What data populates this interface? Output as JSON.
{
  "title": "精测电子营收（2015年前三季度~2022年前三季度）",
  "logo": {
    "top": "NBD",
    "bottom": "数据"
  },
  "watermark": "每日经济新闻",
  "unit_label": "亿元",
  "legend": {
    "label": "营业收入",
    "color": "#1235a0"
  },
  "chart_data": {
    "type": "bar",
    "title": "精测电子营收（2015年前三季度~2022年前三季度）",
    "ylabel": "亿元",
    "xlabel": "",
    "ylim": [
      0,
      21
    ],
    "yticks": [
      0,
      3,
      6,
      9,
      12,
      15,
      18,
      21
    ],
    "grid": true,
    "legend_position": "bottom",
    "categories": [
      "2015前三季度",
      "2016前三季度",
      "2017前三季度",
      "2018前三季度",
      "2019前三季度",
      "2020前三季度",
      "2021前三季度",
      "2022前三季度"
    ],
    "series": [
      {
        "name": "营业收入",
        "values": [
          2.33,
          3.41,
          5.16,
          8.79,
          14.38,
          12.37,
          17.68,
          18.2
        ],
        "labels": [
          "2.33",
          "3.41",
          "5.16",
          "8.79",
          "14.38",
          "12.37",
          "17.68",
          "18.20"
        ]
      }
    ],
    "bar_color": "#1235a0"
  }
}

GIVEN TASK
Find how many lines in the material hold the word "精测电子营收" and state that number alone.

OUTPUT OF THE TASK
2